┌──
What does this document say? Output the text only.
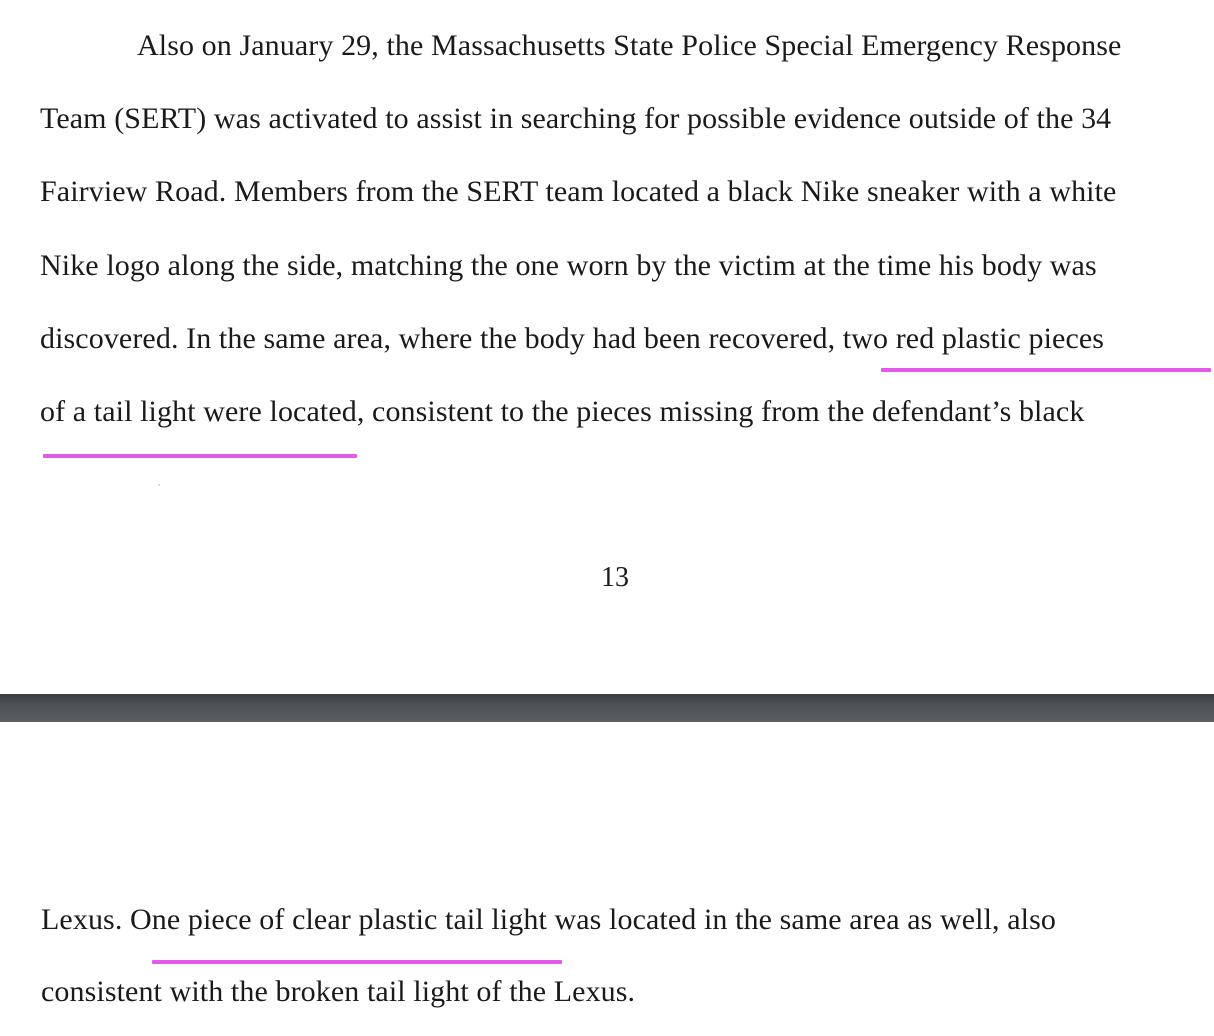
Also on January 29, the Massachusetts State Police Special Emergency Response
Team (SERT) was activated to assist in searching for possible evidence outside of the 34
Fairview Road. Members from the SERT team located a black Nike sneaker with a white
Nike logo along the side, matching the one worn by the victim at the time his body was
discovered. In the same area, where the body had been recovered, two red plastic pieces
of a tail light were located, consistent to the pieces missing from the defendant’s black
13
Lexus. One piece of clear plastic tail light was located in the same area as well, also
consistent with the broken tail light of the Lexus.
└──
- Task brief -
Exclude the images, then output the data above word for word.

- Exercise answer -
What does this document say? Output the text only.
Also on January 29, the Massachusetts State Police Special Emergency Response
Team (SERT) was activated to assist in searching for possible evidence outside of the 34
Fairview Road. Members from the SERT team located a black Nike sneaker with a white
Nike logo along the side, matching the one worn by the victim at the time his body was
discovered. In the same area, where the body had been recovered, two red plastic pieces
of a tail light were located, consistent to the pieces missing from the defendant’s black
13
Lexus. One piece of clear plastic tail light was located in the same area as well, also
consistent with the broken tail light of the Lexus.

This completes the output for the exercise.